§ **Exercise requirements**
Go through the data below. List every line that holds the word "amount".
======== Dataset ========
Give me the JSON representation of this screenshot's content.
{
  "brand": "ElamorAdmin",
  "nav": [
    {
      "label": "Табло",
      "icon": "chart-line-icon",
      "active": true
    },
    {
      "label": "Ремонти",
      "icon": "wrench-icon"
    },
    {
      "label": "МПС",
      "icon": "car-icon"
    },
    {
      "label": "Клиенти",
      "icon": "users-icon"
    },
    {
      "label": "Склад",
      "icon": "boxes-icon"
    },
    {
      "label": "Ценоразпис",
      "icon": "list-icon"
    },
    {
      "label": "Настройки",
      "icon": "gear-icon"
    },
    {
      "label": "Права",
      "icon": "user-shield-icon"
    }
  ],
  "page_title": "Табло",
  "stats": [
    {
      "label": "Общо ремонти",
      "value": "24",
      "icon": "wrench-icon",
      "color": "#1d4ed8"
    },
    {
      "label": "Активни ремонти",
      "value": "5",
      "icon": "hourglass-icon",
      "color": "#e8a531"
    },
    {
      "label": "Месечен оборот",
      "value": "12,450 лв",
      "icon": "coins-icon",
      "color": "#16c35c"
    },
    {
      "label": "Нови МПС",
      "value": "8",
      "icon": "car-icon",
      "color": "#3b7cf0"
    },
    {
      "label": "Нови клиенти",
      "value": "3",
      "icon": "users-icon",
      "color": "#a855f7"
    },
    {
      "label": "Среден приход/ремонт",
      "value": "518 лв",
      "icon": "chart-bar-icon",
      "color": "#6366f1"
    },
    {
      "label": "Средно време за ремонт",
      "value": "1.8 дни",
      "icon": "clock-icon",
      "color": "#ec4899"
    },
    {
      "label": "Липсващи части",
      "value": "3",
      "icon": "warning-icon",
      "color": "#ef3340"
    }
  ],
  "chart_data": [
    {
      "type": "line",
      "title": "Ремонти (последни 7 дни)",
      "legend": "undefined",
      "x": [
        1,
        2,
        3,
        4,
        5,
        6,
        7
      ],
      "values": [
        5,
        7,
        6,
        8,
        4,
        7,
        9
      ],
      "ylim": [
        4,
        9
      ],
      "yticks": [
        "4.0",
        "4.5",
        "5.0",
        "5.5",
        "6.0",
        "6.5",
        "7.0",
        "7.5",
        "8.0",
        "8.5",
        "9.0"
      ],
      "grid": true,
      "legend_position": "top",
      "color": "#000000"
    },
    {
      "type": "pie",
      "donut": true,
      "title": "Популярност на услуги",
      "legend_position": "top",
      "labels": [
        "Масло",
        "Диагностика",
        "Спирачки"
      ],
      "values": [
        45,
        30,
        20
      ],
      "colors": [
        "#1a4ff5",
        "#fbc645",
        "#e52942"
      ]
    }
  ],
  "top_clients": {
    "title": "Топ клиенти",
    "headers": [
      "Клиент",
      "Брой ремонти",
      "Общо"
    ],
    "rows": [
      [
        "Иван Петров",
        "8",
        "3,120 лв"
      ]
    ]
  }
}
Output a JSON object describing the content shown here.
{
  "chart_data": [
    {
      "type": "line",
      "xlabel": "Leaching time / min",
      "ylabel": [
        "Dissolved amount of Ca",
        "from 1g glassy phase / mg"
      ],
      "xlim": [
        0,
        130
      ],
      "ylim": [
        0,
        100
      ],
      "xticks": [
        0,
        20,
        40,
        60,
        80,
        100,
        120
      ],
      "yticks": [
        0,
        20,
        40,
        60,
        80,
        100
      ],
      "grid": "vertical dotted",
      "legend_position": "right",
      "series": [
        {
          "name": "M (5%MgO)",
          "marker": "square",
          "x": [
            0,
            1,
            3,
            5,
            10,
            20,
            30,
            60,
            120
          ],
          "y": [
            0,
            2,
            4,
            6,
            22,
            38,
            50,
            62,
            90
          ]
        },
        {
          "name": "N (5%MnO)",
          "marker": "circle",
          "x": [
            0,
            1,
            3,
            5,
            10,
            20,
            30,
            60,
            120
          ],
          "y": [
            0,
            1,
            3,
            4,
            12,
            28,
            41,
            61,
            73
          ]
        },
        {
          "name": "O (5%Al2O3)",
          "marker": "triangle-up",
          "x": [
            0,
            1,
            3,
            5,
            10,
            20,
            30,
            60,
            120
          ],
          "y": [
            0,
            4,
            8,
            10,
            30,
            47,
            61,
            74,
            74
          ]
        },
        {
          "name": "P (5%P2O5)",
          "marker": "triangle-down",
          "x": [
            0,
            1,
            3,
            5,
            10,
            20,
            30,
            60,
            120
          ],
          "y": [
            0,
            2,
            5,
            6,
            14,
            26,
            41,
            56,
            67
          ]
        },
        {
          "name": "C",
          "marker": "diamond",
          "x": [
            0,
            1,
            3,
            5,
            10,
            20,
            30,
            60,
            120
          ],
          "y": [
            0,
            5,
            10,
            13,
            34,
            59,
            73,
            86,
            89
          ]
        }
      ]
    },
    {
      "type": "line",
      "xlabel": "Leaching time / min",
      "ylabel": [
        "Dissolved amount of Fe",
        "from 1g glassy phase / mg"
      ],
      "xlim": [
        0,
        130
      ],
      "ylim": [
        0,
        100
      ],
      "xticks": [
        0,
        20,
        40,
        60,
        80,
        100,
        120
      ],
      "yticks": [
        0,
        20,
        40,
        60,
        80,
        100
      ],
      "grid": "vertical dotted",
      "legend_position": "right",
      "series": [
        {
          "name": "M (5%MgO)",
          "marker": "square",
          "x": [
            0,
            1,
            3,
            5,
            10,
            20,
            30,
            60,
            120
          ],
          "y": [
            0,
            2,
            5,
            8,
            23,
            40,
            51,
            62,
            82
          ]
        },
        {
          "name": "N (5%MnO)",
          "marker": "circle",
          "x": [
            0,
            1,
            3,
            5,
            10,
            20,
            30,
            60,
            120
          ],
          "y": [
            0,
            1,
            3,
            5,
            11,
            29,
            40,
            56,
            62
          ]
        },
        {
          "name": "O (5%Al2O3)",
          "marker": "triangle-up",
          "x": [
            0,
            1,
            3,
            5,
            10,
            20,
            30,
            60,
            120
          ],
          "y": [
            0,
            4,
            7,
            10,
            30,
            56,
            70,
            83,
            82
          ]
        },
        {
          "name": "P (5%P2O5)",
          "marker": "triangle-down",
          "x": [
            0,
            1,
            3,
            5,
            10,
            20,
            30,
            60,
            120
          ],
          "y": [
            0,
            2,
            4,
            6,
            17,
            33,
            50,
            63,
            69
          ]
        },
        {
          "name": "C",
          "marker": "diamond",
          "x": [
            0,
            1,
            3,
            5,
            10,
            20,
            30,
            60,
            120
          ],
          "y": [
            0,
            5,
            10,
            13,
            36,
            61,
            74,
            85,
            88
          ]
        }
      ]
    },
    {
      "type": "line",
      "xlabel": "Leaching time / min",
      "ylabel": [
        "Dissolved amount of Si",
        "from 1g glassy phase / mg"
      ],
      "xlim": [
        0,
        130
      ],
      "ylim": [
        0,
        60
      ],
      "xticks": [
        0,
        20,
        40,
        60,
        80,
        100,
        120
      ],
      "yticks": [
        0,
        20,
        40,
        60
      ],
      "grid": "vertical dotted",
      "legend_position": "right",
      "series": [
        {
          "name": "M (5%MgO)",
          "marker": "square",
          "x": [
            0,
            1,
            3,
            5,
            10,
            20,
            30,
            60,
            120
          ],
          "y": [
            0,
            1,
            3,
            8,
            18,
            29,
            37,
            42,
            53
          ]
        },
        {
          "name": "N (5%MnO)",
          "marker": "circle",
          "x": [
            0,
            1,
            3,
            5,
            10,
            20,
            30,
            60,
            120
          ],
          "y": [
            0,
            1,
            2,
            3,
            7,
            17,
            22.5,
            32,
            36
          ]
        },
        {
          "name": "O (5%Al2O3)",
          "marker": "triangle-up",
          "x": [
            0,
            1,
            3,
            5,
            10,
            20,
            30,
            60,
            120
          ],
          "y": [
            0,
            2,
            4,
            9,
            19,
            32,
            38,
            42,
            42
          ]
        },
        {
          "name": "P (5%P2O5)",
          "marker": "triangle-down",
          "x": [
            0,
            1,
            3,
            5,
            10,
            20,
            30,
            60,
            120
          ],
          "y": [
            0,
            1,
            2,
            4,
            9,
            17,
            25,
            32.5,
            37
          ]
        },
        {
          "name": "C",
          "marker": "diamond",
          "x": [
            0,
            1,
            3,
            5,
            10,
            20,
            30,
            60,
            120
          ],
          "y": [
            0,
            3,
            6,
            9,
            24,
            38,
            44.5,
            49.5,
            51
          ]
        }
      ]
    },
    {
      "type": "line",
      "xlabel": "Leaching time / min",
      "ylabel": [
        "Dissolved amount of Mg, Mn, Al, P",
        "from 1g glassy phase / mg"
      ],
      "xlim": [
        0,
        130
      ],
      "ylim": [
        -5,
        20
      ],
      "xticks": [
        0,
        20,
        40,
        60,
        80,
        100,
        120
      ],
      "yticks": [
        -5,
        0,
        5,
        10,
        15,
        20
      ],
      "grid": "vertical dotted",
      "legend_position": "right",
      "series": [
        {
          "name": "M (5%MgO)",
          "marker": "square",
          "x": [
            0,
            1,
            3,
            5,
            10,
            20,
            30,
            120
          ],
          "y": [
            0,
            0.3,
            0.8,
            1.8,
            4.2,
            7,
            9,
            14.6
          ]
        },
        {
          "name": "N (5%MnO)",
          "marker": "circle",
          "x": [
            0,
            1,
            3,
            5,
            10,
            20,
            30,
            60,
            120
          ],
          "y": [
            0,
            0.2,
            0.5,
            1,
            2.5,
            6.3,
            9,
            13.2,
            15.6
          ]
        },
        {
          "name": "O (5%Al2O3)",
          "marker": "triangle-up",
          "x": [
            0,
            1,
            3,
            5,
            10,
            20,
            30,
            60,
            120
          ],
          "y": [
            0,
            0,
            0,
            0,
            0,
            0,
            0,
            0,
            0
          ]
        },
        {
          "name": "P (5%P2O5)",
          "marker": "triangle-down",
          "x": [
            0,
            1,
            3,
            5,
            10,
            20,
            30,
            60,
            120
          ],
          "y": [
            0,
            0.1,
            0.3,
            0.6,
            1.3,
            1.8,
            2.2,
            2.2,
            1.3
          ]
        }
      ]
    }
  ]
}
========
§ **Solution for this task**
        "Dissolved amount of Ca",
        "Dissolved amount of Fe",
        "Dissolved amount of Si",
        "Dissolved amount of Mg, Mn, Al, P",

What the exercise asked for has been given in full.